§ Written instruction
Each record is to be transcribed exactly.

§ Provided material
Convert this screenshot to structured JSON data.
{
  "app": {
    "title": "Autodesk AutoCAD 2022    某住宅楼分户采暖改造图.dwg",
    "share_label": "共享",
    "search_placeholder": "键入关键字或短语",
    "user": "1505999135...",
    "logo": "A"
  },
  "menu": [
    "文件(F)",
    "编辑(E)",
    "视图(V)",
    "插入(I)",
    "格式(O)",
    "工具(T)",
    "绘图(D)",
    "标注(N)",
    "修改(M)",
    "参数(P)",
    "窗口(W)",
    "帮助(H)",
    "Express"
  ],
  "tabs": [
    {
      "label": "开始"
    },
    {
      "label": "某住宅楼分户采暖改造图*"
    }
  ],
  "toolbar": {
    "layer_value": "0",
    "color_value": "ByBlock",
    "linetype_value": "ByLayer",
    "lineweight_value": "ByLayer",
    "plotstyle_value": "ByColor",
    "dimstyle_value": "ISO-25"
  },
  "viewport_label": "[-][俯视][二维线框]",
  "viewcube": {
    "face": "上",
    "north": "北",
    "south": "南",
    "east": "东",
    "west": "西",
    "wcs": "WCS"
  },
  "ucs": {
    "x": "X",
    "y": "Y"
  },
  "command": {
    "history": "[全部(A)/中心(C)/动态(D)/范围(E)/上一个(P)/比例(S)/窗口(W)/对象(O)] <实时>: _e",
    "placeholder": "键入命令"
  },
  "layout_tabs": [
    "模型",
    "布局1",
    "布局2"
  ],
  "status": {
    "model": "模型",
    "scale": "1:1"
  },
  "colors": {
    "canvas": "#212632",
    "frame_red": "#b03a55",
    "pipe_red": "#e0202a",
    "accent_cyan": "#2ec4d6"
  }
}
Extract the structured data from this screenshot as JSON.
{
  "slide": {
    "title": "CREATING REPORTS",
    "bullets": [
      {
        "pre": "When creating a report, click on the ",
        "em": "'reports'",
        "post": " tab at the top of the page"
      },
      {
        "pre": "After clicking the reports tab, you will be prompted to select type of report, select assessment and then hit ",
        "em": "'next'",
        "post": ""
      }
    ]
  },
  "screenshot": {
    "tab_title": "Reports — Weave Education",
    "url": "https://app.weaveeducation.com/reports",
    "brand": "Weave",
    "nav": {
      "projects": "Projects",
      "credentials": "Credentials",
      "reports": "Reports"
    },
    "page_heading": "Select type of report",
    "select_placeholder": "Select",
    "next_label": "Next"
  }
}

§ Solution to the problem
Convert this screenshot to structured JSON data.
{
  "app": {
    "title": "Autodesk AutoCAD 2022    某住宅楼分户采暖改造图.dwg",
    "share_label": "共享",
    "search_placeholder": "键入关键字或短语",
    "user": "1505999135...",
    "logo": "A"
  },
  "menu": [
    "文件(F)",
    "编辑(E)",
    "视图(V)",
    "插入(I)",
    "格式(O)",
    "工具(T)",
    "绘图(D)",
    "标注(N)",
    "修改(M)",
    "参数(P)",
    "窗口(W)",
    "帮助(H)",
    "Express"
  ],
  "tabs": [
    {
      "label": "开始"
    },
    {
      "label": "某住宅楼分户采暖改造图*"
    }
  ],
  "toolbar": {
    "layer_value": "0",
    "color_value": "ByBlock",
    "linetype_value": "ByLayer",
    "lineweight_value": "ByLayer",
    "plotstyle_value": "ByColor",
    "dimstyle_value": "ISO-25"
  },
  "viewport_label": "[-][俯视][二维线框]",
  "viewcube": {
    "face": "上",
    "north": "北",
    "south": "南",
    "east": "东",
    "west": "西",
    "wcs": "WCS"
  },
  "ucs": {
    "x": "X",
    "y": "Y"
  },
  "command": {
    "history": "[全部(A)/中心(C)/动态(D)/范围(E)/上一个(P)/比例(S)/窗口(W)/对象(O)] <实时>: _e",
    "placeholder": "键入命令"
  },
  "layout_tabs": [
    "模型",
    "布局1",
    "布局2"
  ],
  "status": {
    "model": "模型",
    "scale": "1:1"
  },
  "colors": {
    "canvas": "#212632",
    "frame_red": "#b03a55",
    "pipe_red": "#e0202a",
    "accent_cyan": "#2ec4d6"
  }
}
Extract the structured data from this screenshot as JSON.
{
  "slide": {
    "title": "CREATING REPORTS",
    "bullets": [
      {
        "pre": "When creating a report, click on the ",
        "em": "'reports'",
        "post": " tab at the top of the page"
      },
      {
        "pre": "After clicking the reports tab, you will be prompted to select type of report, select assessment and then hit ",
        "em": "'next'",
        "post": ""
      }
    ]
  },
  "screenshot": {
    "tab_title": "Reports — Weave Education",
    "url": "https://app.weaveeducation.com/reports",
    "brand": "Weave",
    "nav": {
      "projects": "Projects",
      "credentials": "Credentials",
      "reports": "Reports"
    },
    "page_heading": "Select type of report",
    "select_placeholder": "Select",
    "next_label": "Next"
  }
}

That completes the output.